TASK DATA:
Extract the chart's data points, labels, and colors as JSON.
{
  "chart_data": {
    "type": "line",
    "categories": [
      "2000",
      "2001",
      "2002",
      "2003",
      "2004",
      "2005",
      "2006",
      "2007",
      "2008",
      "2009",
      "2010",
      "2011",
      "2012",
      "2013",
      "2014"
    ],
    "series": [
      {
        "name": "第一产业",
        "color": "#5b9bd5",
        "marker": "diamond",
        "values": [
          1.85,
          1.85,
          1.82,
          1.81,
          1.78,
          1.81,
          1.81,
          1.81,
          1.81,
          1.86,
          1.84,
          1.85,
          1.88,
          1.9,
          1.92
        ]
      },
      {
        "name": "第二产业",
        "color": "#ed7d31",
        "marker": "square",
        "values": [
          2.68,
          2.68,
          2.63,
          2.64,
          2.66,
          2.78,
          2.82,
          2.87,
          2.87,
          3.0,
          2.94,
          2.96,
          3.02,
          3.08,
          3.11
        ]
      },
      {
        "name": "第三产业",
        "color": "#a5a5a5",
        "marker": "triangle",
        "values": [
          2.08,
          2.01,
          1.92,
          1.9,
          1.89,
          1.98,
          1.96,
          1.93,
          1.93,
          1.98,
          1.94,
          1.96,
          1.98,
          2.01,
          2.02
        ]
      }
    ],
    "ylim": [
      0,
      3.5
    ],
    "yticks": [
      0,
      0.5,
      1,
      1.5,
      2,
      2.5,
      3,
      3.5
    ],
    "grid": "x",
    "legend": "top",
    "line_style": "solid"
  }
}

WORK INSTRUCTIONS:
Please output every record, keeping each line exact.

THE RESULT:
Extract the chart's data points, labels, and colors as JSON.
{
  "chart_data": {
    "type": "line",
    "categories": [
      "2000",
      "2001",
      "2002",
      "2003",
      "2004",
      "2005",
      "2006",
      "2007",
      "2008",
      "2009",
      "2010",
      "2011",
      "2012",
      "2013",
      "2014"
    ],
    "series": [
      {
        "name": "第一产业",
        "color": "#5b9bd5",
        "marker": "diamond",
        "values": [
          1.85,
          1.85,
          1.82,
          1.81,
          1.78,
          1.81,
          1.81,
          1.81,
          1.81,
          1.86,
          1.84,
          1.85,
          1.88,
          1.9,
          1.92
        ]
      },
      {
        "name": "第二产业",
        "color": "#ed7d31",
        "marker": "square",
        "values": [
          2.68,
          2.68,
          2.63,
          2.64,
          2.66,
          2.78,
          2.82,
          2.87,
          2.87,
          3.0,
          2.94,
          2.96,
          3.02,
          3.08,
          3.11
        ]
      },
      {
        "name": "第三产业",
        "color": "#a5a5a5",
        "marker": "triangle",
        "values": [
          2.08,
          2.01,
          1.92,
          1.9,
          1.89,
          1.98,
          1.96,
          1.93,
          1.93,
          1.98,
          1.94,
          1.96,
          1.98,
          2.01,
          2.02
        ]
      }
    ],
    "ylim": [
      0,
      3.5
    ],
    "yticks": [
      0,
      0.5,
      1,
      1.5,
      2,
      2.5,
      3,
      3.5
    ],
    "grid": "x",
    "legend": "top",
    "line_style": "solid"
  }
}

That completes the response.